--- Start of Text block ---

As we know, our sausage-makers, Onites and Geotrupes alike, place the egg at the lower end of their cylinder, in a cell contrived in the very midst of the mass of foodstuffs. Their rival in the pampas adopts a diametrically opposite method: she places the egg above the victuals, at the upper end of the sausage. In order to feed, the grub does not have to work upwards; on the contrary, it works downwards.

More remarkable still: the egg does not lie immediately on top of the provisions; it is installed in a clay chamber with a wall about one-twelfth of an inch in thickness. This wall forms an hermetically-sealed lid, curves into a cup and then rises and bends over to make a vaulted ceiling.

The germ is thus enclosed in a mineral box, having no connection with the provision-store, which is kept strictly shut. The newborn grub must employ the first efforts of its teeth to break the seals, to cut through the clay floor and to make a trap-door which will take it to the underlying cake.

A rough beginning for the feeble mandible, even though the material to be bored through is a fine clay. Other grubs bite at once into a soft bread which surrounds them on every side; this one, on leaving the egg, has to make a breach in a wall before taking nourishment.

--- End of Text block ---
--- Start of Information given ---

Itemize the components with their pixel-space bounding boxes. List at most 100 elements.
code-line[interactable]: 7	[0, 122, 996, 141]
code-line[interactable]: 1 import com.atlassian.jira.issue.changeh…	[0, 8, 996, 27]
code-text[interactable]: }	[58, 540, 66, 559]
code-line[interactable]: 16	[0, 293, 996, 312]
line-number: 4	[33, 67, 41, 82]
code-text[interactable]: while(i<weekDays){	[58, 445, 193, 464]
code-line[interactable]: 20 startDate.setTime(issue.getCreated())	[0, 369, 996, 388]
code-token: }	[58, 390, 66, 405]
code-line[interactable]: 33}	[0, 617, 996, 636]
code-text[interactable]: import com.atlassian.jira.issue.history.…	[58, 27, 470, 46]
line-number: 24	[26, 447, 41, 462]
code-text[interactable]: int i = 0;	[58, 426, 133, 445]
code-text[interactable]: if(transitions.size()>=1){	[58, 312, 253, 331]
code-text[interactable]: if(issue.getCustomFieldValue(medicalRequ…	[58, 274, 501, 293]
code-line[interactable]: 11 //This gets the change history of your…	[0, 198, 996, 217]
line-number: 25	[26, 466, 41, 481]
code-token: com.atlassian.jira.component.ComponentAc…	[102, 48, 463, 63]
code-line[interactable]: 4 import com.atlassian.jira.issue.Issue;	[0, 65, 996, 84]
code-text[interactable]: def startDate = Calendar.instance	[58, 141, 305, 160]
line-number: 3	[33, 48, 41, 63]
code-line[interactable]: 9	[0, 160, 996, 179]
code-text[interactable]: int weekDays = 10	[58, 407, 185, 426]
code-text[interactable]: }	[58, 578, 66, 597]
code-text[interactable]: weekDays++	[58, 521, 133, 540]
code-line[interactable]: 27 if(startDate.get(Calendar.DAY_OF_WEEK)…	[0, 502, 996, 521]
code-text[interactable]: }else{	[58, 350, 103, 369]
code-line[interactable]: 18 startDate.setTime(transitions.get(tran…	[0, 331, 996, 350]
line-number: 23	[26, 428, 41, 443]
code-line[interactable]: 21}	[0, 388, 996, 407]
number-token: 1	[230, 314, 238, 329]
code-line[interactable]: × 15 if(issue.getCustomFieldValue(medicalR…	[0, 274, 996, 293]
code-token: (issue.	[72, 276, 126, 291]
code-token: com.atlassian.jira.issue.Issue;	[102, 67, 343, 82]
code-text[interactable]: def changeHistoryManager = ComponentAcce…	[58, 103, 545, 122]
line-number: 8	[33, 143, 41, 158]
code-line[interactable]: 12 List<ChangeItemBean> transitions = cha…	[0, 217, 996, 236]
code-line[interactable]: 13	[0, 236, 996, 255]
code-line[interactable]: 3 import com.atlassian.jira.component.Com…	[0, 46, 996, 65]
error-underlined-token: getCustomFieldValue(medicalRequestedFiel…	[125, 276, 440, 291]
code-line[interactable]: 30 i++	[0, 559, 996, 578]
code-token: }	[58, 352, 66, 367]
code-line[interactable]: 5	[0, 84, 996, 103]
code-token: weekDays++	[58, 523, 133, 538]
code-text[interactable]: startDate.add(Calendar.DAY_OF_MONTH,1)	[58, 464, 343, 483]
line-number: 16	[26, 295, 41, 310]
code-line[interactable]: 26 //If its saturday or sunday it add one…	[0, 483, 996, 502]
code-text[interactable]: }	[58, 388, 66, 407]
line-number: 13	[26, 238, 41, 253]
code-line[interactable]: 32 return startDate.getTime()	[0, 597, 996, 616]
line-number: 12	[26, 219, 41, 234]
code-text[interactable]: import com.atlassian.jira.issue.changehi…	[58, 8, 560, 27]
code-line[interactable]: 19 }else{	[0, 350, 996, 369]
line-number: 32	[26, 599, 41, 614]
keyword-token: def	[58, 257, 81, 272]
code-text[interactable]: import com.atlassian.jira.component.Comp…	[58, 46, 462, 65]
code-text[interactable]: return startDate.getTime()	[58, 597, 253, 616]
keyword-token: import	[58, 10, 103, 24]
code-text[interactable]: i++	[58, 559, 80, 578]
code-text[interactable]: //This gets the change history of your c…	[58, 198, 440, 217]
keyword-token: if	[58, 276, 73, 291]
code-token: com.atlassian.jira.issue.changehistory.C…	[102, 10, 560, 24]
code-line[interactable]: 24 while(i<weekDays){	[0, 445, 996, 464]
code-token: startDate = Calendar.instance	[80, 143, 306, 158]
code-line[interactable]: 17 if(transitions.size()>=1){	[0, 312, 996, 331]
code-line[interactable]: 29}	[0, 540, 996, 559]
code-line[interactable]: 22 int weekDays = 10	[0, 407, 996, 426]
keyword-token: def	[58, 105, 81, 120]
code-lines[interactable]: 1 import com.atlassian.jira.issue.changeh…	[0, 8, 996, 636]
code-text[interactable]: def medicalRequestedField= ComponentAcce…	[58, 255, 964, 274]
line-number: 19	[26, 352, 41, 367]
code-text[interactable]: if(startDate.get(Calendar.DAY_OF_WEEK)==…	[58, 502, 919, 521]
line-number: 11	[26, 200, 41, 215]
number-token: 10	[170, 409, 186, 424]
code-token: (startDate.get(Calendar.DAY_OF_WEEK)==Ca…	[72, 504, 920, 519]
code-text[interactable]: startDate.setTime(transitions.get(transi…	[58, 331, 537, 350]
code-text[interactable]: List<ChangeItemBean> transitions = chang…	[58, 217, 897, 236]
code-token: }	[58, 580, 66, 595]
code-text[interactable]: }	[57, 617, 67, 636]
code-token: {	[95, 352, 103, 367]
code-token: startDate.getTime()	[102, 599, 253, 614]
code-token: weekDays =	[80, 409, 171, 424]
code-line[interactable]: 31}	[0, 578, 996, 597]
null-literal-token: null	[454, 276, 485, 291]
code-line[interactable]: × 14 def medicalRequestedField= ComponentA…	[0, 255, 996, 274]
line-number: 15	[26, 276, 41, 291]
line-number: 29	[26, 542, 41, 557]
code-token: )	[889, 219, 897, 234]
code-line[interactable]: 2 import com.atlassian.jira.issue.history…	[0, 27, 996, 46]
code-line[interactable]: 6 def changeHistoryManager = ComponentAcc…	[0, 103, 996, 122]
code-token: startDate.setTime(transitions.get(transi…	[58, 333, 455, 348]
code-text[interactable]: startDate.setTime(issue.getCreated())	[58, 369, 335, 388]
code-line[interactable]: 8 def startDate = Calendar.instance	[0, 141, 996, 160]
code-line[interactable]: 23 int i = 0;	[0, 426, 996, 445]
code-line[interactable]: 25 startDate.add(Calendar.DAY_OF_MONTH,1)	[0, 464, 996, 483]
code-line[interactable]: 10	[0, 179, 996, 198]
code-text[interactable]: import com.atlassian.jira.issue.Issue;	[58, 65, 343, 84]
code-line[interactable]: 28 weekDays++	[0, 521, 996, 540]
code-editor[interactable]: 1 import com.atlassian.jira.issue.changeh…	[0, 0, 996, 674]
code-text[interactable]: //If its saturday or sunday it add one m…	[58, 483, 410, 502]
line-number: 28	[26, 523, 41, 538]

--- End of Information given ---

### Requests
- 1) Could you transcribe the text about the sausage-makers, starting at "More remarkable still: the" and ending at "a vaulted ceiling."?
- 2) In the text about the sausage-makers, how thick is the wall of the clay chamber that holds the egg?

### Answers in order
- 1)
More remarkable still: the egg does not lie immediately on top of the provisions; it is installed in a clay chamber with a wall about one-twelfth of an inch in thickness. This wall forms an hermetically-sealed lid, curves into a cup and then rises and bends over to make a vaulted ceiling.

- 2) About one-twelfth of an inch.